__Records to process__.
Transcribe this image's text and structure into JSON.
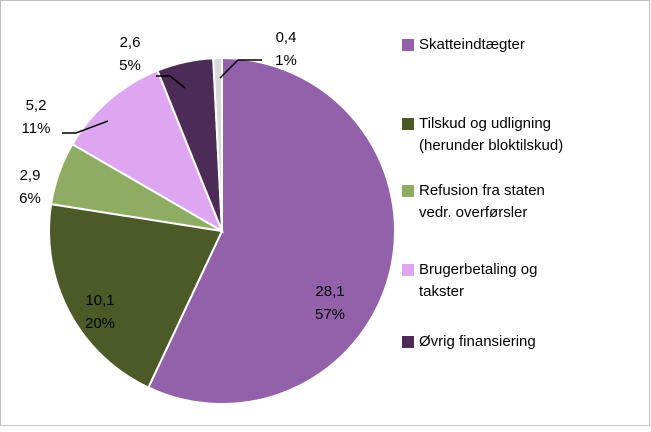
{
  "chart_data": {
    "type": "pie",
    "categories": [
      [
        "Skatteindtægter"
      ],
      [
        "Tilskud og udligning",
        "(herunder bloktilskud)"
      ],
      [
        "Refusion fra staten",
        "vedr. overførsler"
      ],
      [
        "Brugerbetaling og",
        "takster"
      ],
      [
        "Øvrig finansiering"
      ],
      null
    ],
    "values": [
      28.1,
      10.1,
      2.9,
      5.2,
      2.6,
      0.4
    ],
    "value_labels": [
      "28,1",
      "10,1",
      "2,9",
      "5,2",
      "2,6",
      "0,4"
    ],
    "percents": [
      57,
      20,
      6,
      11,
      5,
      1
    ],
    "percent_labels": [
      "57%",
      "20%",
      "6%",
      "11%",
      "5%",
      "1%"
    ],
    "colors": [
      "#9361a9",
      "#4b5a26",
      "#8fac63",
      "#dea6f1",
      "#4c2b57",
      "#d9d9d9"
    ],
    "legend": "right"
  }
}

__Task to carry out__.
Copy each line exactly, and leave the pictures out of your copy.

__Result of this task__.
Transcribe this image's text and structure into JSON.
{
  "chart_data": {
    "type": "pie",
    "categories": [
      [
        "Skatteindtægter"
      ],
      [
        "Tilskud og udligning",
        "(herunder bloktilskud)"
      ],
      [
        "Refusion fra staten",
        "vedr. overførsler"
      ],
      [
        "Brugerbetaling og",
        "takster"
      ],
      [
        "Øvrig finansiering"
      ],
      null
    ],
    "values": [
      28.1,
      10.1,
      2.9,
      5.2,
      2.6,
      0.4
    ],
    "value_labels": [
      "28,1",
      "10,1",
      "2,9",
      "5,2",
      "2,6",
      "0,4"
    ],
    "percents": [
      57,
      20,
      6,
      11,
      5,
      1
    ],
    "percent_labels": [
      "57%",
      "20%",
      "6%",
      "11%",
      "5%",
      "1%"
    ],
    "colors": [
      "#9361a9",
      "#4b5a26",
      "#8fac63",
      "#dea6f1",
      "#4c2b57",
      "#d9d9d9"
    ],
    "legend": "right"
  }
}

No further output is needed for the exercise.